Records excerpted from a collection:
——————————

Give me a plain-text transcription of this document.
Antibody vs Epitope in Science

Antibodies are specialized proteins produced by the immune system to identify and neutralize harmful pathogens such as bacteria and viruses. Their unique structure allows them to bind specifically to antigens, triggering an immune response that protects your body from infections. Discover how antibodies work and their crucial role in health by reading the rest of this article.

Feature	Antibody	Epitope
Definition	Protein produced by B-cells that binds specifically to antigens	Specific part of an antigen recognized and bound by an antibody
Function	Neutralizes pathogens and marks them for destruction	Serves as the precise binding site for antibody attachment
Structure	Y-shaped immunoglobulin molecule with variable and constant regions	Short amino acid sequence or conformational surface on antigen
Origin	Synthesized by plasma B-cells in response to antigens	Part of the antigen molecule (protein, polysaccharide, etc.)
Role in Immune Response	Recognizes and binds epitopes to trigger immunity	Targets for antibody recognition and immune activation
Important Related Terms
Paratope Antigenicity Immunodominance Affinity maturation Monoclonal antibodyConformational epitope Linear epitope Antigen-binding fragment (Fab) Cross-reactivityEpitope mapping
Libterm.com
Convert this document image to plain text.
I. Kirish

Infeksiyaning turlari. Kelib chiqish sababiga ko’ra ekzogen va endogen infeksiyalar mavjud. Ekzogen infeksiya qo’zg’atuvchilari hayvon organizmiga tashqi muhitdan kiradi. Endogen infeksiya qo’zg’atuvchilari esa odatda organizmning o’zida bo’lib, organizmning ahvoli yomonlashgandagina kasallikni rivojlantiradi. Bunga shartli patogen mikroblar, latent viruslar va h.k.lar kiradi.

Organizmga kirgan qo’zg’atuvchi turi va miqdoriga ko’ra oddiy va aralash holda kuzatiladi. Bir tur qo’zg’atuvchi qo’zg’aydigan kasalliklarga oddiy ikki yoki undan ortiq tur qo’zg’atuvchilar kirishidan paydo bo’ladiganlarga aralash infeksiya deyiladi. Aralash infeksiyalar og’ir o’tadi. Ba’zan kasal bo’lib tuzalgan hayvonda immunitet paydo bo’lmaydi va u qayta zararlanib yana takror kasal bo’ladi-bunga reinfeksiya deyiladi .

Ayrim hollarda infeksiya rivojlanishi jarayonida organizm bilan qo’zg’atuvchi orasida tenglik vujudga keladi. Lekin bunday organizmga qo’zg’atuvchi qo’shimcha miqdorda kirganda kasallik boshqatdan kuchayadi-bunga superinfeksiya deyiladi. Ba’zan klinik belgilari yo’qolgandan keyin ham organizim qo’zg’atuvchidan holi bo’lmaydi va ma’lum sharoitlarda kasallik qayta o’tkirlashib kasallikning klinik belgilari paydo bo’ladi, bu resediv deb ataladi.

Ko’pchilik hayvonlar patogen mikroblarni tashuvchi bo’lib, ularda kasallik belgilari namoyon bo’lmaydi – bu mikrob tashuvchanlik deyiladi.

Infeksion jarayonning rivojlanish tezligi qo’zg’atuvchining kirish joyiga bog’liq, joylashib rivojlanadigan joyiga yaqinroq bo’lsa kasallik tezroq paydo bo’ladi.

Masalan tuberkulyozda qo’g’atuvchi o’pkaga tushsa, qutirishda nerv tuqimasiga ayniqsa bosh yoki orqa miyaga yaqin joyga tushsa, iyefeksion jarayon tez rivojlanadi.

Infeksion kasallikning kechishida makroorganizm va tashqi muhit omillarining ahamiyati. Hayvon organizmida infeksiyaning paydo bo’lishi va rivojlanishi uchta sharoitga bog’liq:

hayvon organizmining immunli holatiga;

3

——————————

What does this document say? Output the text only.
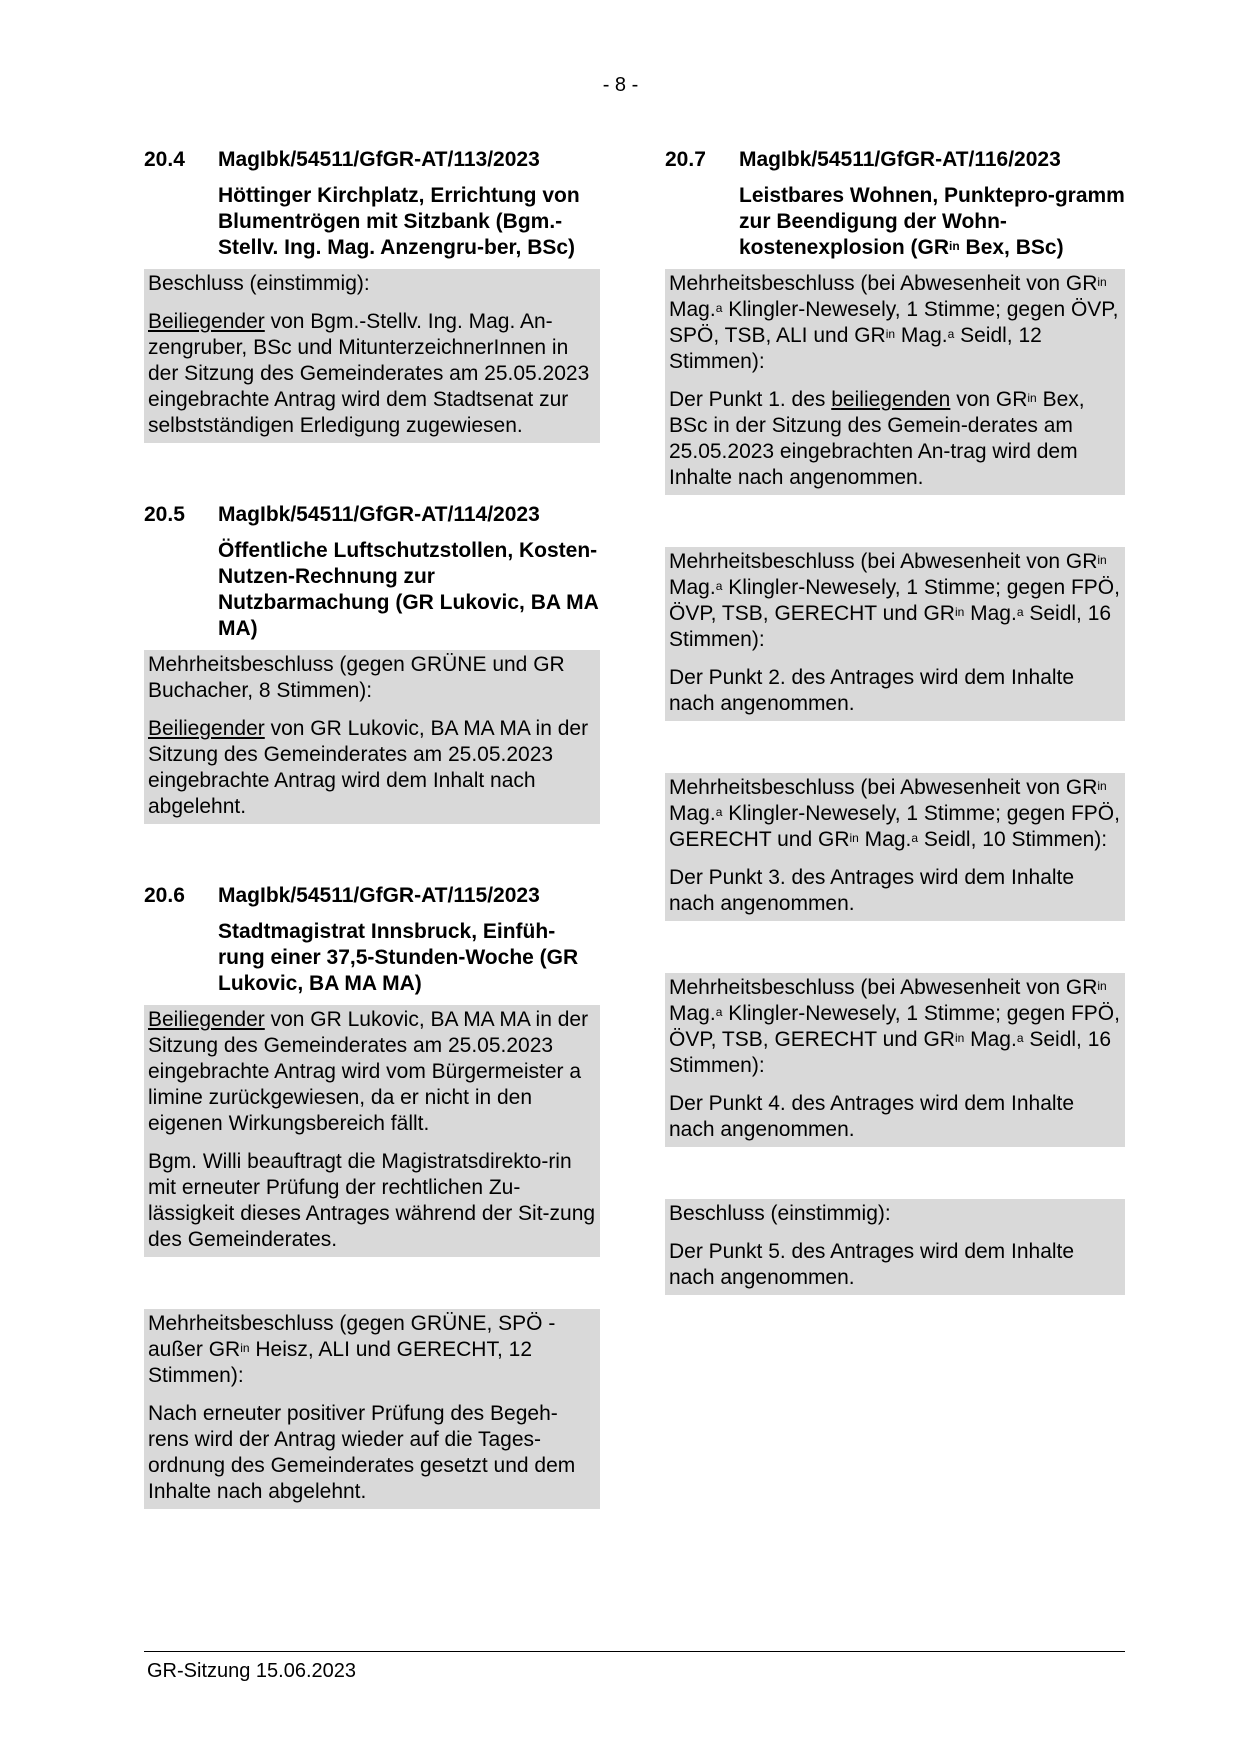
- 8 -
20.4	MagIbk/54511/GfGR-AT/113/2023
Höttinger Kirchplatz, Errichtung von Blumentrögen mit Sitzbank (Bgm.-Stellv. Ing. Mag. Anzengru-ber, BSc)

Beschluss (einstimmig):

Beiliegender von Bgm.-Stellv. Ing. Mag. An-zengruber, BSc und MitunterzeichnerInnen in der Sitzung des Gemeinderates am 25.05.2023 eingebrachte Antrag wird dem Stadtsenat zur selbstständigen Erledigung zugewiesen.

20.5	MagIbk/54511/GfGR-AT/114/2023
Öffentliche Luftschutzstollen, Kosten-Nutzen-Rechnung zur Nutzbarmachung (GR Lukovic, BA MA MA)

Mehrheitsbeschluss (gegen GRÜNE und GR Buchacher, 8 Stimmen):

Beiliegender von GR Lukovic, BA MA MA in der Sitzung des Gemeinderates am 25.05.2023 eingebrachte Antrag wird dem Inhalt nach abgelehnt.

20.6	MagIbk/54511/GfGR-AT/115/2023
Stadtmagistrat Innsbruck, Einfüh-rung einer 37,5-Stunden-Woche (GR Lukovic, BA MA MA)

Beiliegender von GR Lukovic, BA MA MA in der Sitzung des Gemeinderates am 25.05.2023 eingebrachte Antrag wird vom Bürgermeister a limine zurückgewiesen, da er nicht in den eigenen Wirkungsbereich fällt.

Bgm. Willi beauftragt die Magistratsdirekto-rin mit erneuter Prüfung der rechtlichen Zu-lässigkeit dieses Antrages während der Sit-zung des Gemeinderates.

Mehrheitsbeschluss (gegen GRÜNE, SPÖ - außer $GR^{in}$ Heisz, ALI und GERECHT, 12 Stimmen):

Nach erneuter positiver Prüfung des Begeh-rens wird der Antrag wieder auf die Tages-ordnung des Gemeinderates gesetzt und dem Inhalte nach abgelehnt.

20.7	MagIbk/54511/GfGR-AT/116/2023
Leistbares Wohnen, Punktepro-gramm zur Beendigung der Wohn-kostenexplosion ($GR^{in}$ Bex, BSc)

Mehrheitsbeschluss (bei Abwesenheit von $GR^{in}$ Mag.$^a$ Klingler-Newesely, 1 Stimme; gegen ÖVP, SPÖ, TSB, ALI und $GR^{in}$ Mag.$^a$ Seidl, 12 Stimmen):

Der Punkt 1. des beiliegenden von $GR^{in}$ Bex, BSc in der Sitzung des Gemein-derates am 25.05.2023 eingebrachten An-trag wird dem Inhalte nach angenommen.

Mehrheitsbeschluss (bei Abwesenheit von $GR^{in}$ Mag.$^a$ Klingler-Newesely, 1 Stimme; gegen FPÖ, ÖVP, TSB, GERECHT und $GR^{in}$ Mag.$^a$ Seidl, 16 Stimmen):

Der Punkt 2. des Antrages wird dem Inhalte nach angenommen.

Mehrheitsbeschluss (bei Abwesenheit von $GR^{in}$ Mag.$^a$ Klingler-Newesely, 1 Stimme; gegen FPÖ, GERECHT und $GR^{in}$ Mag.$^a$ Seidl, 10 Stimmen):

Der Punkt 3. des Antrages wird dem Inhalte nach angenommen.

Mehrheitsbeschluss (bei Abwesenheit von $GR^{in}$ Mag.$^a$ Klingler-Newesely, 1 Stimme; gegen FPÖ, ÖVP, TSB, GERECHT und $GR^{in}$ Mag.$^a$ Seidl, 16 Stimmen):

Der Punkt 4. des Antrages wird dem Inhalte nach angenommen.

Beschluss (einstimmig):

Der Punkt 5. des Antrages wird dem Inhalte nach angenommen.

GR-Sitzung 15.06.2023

——————————

● WORK INSTRUCTIONS
Copy whichever lines above contain the string "abgelehnt".

● SOLVED PROBLEM
Beiliegender von GR Lukovic, BA MA MA in der Sitzung des Gemeinderates am 25.05.2023 eingebrachte Antrag wird dem Inhalt nach abgelehnt.
Nach erneuter positiver Prüfung des Begeh-rens wird der Antrag wieder auf die Tages-ordnung des Gemeinderates gesetzt und dem Inhalte nach abgelehnt.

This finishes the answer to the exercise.